What you will do: Return the full listing exactly as it is written.

----- Task material -----

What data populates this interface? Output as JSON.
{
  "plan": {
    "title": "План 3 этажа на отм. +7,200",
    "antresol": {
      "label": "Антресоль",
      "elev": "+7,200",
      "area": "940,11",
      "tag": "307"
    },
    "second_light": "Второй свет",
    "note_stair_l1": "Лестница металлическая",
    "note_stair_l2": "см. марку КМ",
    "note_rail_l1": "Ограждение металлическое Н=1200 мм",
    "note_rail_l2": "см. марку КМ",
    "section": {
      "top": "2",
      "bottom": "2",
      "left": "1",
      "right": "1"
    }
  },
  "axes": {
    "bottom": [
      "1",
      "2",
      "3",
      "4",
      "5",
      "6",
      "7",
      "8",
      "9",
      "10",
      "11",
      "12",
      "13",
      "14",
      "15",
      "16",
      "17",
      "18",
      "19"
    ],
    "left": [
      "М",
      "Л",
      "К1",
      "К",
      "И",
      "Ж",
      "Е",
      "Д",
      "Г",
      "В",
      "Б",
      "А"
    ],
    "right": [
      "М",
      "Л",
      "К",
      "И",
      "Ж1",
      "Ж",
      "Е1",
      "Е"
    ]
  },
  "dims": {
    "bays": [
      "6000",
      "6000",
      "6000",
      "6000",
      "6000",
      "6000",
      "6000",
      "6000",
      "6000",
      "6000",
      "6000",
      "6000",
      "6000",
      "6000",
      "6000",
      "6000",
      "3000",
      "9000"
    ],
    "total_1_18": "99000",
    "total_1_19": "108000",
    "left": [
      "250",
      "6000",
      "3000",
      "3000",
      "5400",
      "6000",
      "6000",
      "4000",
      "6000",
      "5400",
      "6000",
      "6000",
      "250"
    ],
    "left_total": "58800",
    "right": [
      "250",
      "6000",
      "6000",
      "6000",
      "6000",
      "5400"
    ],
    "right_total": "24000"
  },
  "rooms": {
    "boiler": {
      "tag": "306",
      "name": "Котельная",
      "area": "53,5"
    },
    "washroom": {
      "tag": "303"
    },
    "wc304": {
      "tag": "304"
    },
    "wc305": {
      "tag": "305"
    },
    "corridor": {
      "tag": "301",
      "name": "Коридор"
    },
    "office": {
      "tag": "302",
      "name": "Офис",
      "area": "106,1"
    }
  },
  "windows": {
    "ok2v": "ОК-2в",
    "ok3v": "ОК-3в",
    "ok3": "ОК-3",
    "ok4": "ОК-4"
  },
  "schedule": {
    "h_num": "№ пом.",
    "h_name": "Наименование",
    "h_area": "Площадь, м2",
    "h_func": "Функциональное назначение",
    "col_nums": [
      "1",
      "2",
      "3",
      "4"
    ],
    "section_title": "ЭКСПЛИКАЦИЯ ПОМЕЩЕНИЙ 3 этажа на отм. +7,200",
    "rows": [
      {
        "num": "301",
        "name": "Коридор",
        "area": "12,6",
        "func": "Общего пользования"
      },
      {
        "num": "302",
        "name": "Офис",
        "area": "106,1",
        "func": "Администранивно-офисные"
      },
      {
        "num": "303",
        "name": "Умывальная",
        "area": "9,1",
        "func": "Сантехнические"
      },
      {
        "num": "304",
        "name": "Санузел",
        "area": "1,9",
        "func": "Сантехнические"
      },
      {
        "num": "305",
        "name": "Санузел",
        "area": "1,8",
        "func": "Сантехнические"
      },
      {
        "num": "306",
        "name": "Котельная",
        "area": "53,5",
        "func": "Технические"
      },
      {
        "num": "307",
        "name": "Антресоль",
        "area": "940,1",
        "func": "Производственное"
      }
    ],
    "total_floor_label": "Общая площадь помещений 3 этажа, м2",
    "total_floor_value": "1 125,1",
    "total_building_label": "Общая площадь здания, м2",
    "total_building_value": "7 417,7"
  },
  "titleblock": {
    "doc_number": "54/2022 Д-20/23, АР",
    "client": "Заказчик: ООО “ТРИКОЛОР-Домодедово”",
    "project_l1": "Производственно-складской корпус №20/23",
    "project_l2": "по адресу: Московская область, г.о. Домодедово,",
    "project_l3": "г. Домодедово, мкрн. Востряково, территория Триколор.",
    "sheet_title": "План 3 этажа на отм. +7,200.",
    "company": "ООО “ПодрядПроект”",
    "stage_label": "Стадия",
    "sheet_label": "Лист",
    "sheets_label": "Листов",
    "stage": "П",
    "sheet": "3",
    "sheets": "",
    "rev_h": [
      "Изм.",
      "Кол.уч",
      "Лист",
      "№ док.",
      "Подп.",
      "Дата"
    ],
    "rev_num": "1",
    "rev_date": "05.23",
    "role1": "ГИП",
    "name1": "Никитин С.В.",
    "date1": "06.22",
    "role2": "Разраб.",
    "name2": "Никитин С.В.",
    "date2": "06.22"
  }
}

-----

Response for this exercise:
What data populates this interface? Output as JSON.
{
  "plan": {
    "title": "План 3 этажа на отм. +7,200",
    "antresol": {
      "label": "Антресоль",
      "elev": "+7,200",
      "area": "940,11",
      "tag": "307"
    },
    "second_light": "Второй свет",
    "note_stair_l1": "Лестница металлическая",
    "note_stair_l2": "см. марку КМ",
    "note_rail_l1": "Ограждение металлическое Н=1200 мм",
    "note_rail_l2": "см. марку КМ",
    "section": {
      "top": "2",
      "bottom": "2",
      "left": "1",
      "right": "1"
    }
  },
  "axes": {
    "bottom": [
      "1",
      "2",
      "3",
      "4",
      "5",
      "6",
      "7",
      "8",
      "9",
      "10",
      "11",
      "12",
      "13",
      "14",
      "15",
      "16",
      "17",
      "18",
      "19"
    ],
    "left": [
      "М",
      "Л",
      "К1",
      "К",
      "И",
      "Ж",
      "Е",
      "Д",
      "Г",
      "В",
      "Б",
      "А"
    ],
    "right": [
      "М",
      "Л",
      "К",
      "И",
      "Ж1",
      "Ж",
      "Е1",
      "Е"
    ]
  },
  "dims": {
    "bays": [
      "6000",
      "6000",
      "6000",
      "6000",
      "6000",
      "6000",
      "6000",
      "6000",
      "6000",
      "6000",
      "6000",
      "6000",
      "6000",
      "6000",
      "6000",
      "6000",
      "3000",
      "9000"
    ],
    "total_1_18": "99000",
    "total_1_19": "108000",
    "left": [
      "250",
      "6000",
      "3000",
      "3000",
      "5400",
      "6000",
      "6000",
      "4000",
      "6000",
      "5400",
      "6000",
      "6000",
      "250"
    ],
    "left_total": "58800",
    "right": [
      "250",
      "6000",
      "6000",
      "6000",
      "6000",
      "5400"
    ],
    "right_total": "24000"
  },
  "rooms": {
    "boiler": {
      "tag": "306",
      "name": "Котельная",
      "area": "53,5"
    },
    "washroom": {
      "tag": "303"
    },
    "wc304": {
      "tag": "304"
    },
    "wc305": {
      "tag": "305"
    },
    "corridor": {
      "tag": "301",
      "name": "Коридор"
    },
    "office": {
      "tag": "302",
      "name": "Офис",
      "area": "106,1"
    }
  },
  "windows": {
    "ok2v": "ОК-2в",
    "ok3v": "ОК-3в",
    "ok3": "ОК-3",
    "ok4": "ОК-4"
  },
  "schedule": {
    "h_num": "№ пом.",
    "h_name": "Наименование",
    "h_area": "Площадь, м2",
    "h_func": "Функциональное назначение",
    "col_nums": [
      "1",
      "2",
      "3",
      "4"
    ],
    "section_title": "ЭКСПЛИКАЦИЯ ПОМЕЩЕНИЙ 3 этажа на отм. +7,200",
    "rows": [
      {
        "num": "301",
        "name": "Коридор",
        "area": "12,6",
        "func": "Общего пользования"
      },
      {
        "num": "302",
        "name": "Офис",
        "area": "106,1",
        "func": "Администранивно-офисные"
      },
      {
        "num": "303",
        "name": "Умывальная",
        "area": "9,1",
        "func": "Сантехнические"
      },
      {
        "num": "304",
        "name": "Санузел",
        "area": "1,9",
        "func": "Сантехнические"
      },
      {
        "num": "305",
        "name": "Санузел",
        "area": "1,8",
        "func": "Сантехнические"
      },
      {
        "num": "306",
        "name": "Котельная",
        "area": "53,5",
        "func": "Технические"
      },
      {
        "num": "307",
        "name": "Антресоль",
        "area": "940,1",
        "func": "Производственное"
      }
    ],
    "total_floor_label": "Общая площадь помещений 3 этажа, м2",
    "total_floor_value": "1 125,1",
    "total_building_label": "Общая площадь здания, м2",
    "total_building_value": "7 417,7"
  },
  "titleblock": {
    "doc_number": "54/2022 Д-20/23, АР",
    "client": "Заказчик: ООО “ТРИКОЛОР-Домодедово”",
    "project_l1": "Производственно-складской корпус №20/23",
    "project_l2": "по адресу: Московская область, г.о. Домодедово,",
    "project_l3": "г. Домодедово, мкрн. Востряково, территория Триколор.",
    "sheet_title": "План 3 этажа на отм. +7,200.",
    "company": "ООО “ПодрядПроект”",
    "stage_label": "Стадия",
    "sheet_label": "Лист",
    "sheets_label": "Листов",
    "stage": "П",
    "sheet": "3",
    "sheets": "",
    "rev_h": [
      "Изм.",
      "Кол.уч",
      "Лист",
      "№ док.",
      "Подп.",
      "Дата"
    ],
    "rev_num": "1",
    "rev_date": "05.23",
    "role1": "ГИП",
    "name1": "Никитин С.В.",
    "date1": "06.22",
    "role2": "Разраб.",
    "name2": "Никитин С.В.",
    "date2": "06.22"
  }
}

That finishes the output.